_REQUIREMENTS:_
Quote the data below in full, please, without altering anything.

_RAW DATA:_
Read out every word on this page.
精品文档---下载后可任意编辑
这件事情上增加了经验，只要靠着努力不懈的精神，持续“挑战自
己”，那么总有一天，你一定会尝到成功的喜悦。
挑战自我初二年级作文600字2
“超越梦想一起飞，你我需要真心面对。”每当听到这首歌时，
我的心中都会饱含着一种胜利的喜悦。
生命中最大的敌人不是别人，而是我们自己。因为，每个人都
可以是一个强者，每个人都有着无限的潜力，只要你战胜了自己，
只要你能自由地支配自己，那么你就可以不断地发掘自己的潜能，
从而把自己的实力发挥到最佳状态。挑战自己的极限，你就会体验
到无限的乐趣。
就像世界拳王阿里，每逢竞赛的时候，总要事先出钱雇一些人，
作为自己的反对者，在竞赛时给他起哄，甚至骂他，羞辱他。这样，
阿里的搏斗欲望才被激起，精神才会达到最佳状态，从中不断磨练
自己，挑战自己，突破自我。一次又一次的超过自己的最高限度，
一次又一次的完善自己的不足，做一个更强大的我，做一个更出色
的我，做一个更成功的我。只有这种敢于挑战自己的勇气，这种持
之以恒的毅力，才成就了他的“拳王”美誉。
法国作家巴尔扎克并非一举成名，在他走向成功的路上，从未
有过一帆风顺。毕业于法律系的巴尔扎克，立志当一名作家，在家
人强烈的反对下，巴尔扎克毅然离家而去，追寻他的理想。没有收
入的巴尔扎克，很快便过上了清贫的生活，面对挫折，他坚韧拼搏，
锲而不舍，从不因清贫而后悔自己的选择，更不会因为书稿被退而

_EXERCISE RESULT:_
Read out every word on this page.
精品文档---下载后可任意编辑
这件事情上增加了经验，只要靠着努力不懈的精神，持续“挑战自
己”，那么总有一天，你一定会尝到成功的喜悦。
挑战自我初二年级作文600字2
“超越梦想一起飞，你我需要真心面对。”每当听到这首歌时，
我的心中都会饱含着一种胜利的喜悦。
生命中最大的敌人不是别人，而是我们自己。因为，每个人都
可以是一个强者，每个人都有着无限的潜力，只要你战胜了自己，
只要你能自由地支配自己，那么你就可以不断地发掘自己的潜能，
从而把自己的实力发挥到最佳状态。挑战自己的极限，你就会体验
到无限的乐趣。
就像世界拳王阿里，每逢竞赛的时候，总要事先出钱雇一些人，
作为自己的反对者，在竞赛时给他起哄，甚至骂他，羞辱他。这样，
阿里的搏斗欲望才被激起，精神才会达到最佳状态，从中不断磨练
自己，挑战自己，突破自我。一次又一次的超过自己的最高限度，
一次又一次的完善自己的不足，做一个更强大的我，做一个更出色
的我，做一个更成功的我。只有这种敢于挑战自己的勇气，这种持
之以恒的毅力，才成就了他的“拳王”美誉。
法国作家巴尔扎克并非一举成名，在他走向成功的路上，从未
有过一帆风顺。毕业于法律系的巴尔扎克，立志当一名作家，在家
人强烈的反对下，巴尔扎克毅然离家而去，追寻他的理想。没有收
入的巴尔扎克，很快便过上了清贫的生活，面对挫折，他坚韧拼搏，
锲而不舍，从不因清贫而后悔自己的选择，更不会因为书稿被退而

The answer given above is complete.